• Entries supplied
★ ★ ★ ★ ★

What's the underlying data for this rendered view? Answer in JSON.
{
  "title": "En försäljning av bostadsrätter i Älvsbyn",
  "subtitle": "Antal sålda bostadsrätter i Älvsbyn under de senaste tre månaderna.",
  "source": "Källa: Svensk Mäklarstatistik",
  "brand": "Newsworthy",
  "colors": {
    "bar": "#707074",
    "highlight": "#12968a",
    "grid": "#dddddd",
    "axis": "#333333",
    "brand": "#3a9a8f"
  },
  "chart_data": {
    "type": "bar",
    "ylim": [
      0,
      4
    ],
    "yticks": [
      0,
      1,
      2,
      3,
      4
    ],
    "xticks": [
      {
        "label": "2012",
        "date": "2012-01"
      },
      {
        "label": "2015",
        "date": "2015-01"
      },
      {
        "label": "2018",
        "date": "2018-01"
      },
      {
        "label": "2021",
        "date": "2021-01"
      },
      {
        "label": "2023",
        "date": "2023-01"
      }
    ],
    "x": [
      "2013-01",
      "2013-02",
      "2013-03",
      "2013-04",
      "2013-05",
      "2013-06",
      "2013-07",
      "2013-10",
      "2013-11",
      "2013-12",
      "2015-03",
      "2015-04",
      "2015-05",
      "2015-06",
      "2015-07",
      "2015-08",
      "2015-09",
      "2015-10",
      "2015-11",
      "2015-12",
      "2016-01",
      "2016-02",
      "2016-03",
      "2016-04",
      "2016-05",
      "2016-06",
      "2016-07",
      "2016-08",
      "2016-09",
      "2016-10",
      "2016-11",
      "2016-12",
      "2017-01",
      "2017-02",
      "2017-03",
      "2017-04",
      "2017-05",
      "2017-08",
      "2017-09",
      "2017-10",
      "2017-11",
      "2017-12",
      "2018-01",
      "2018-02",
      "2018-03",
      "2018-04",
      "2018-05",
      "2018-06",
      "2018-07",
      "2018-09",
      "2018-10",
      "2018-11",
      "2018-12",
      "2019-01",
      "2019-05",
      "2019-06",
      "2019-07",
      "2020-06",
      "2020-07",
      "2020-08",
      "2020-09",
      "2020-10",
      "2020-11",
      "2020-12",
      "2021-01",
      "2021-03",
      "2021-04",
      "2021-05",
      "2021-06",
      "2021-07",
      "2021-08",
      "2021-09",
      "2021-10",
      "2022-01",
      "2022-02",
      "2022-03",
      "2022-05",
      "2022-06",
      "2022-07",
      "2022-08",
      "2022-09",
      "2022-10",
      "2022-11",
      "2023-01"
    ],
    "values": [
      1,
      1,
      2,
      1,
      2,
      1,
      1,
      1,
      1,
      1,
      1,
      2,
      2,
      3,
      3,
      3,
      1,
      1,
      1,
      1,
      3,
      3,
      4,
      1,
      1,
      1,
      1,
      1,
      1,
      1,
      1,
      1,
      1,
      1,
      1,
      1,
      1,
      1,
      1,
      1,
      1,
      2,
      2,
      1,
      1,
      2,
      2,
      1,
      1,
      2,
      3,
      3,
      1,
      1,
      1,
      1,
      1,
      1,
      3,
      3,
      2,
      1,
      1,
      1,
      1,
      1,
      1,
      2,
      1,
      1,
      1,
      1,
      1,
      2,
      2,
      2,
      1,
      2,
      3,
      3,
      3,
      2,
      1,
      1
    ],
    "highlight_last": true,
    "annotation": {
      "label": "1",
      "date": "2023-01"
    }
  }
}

★ ★ ★ ★ ★

• Task directions
Print the whole listing again, exactly.

• Written solution
What's the underlying data for this rendered view? Answer in JSON.
{
  "title": "En försäljning av bostadsrätter i Älvsbyn",
  "subtitle": "Antal sålda bostadsrätter i Älvsbyn under de senaste tre månaderna.",
  "source": "Källa: Svensk Mäklarstatistik",
  "brand": "Newsworthy",
  "colors": {
    "bar": "#707074",
    "highlight": "#12968a",
    "grid": "#dddddd",
    "axis": "#333333",
    "brand": "#3a9a8f"
  },
  "chart_data": {
    "type": "bar",
    "ylim": [
      0,
      4
    ],
    "yticks": [
      0,
      1,
      2,
      3,
      4
    ],
    "xticks": [
      {
        "label": "2012",
        "date": "2012-01"
      },
      {
        "label": "2015",
        "date": "2015-01"
      },
      {
        "label": "2018",
        "date": "2018-01"
      },
      {
        "label": "2021",
        "date": "2021-01"
      },
      {
        "label": "2023",
        "date": "2023-01"
      }
    ],
    "x": [
      "2013-01",
      "2013-02",
      "2013-03",
      "2013-04",
      "2013-05",
      "2013-06",
      "2013-07",
      "2013-10",
      "2013-11",
      "2013-12",
      "2015-03",
      "2015-04",
      "2015-05",
      "2015-06",
      "2015-07",
      "2015-08",
      "2015-09",
      "2015-10",
      "2015-11",
      "2015-12",
      "2016-01",
      "2016-02",
      "2016-03",
      "2016-04",
      "2016-05",
      "2016-06",
      "2016-07",
      "2016-08",
      "2016-09",
      "2016-10",
      "2016-11",
      "2016-12",
      "2017-01",
      "2017-02",
      "2017-03",
      "2017-04",
      "2017-05",
      "2017-08",
      "2017-09",
      "2017-10",
      "2017-11",
      "2017-12",
      "2018-01",
      "2018-02",
      "2018-03",
      "2018-04",
      "2018-05",
      "2018-06",
      "2018-07",
      "2018-09",
      "2018-10",
      "2018-11",
      "2018-12",
      "2019-01",
      "2019-05",
      "2019-06",
      "2019-07",
      "2020-06",
      "2020-07",
      "2020-08",
      "2020-09",
      "2020-10",
      "2020-11",
      "2020-12",
      "2021-01",
      "2021-03",
      "2021-04",
      "2021-05",
      "2021-06",
      "2021-07",
      "2021-08",
      "2021-09",
      "2021-10",
      "2022-01",
      "2022-02",
      "2022-03",
      "2022-05",
      "2022-06",
      "2022-07",
      "2022-08",
      "2022-09",
      "2022-10",
      "2022-11",
      "2023-01"
    ],
    "values": [
      1,
      1,
      2,
      1,
      2,
      1,
      1,
      1,
      1,
      1,
      1,
      2,
      2,
      3,
      3,
      3,
      1,
      1,
      1,
      1,
      3,
      3,
      4,
      1,
      1,
      1,
      1,
      1,
      1,
      1,
      1,
      1,
      1,
      1,
      1,
      1,
      1,
      1,
      1,
      1,
      1,
      2,
      2,
      1,
      1,
      2,
      2,
      1,
      1,
      2,
      3,
      3,
      1,
      1,
      1,
      1,
      1,
      1,
      3,
      3,
      2,
      1,
      1,
      1,
      1,
      1,
      1,
      2,
      1,
      1,
      1,
      1,
      1,
      2,
      2,
      2,
      1,
      2,
      3,
      3,
      3,
      2,
      1,
      1
    ],
    "highlight_last": true,
    "annotation": {
      "label": "1",
      "date": "2023-01"
    }
  }
}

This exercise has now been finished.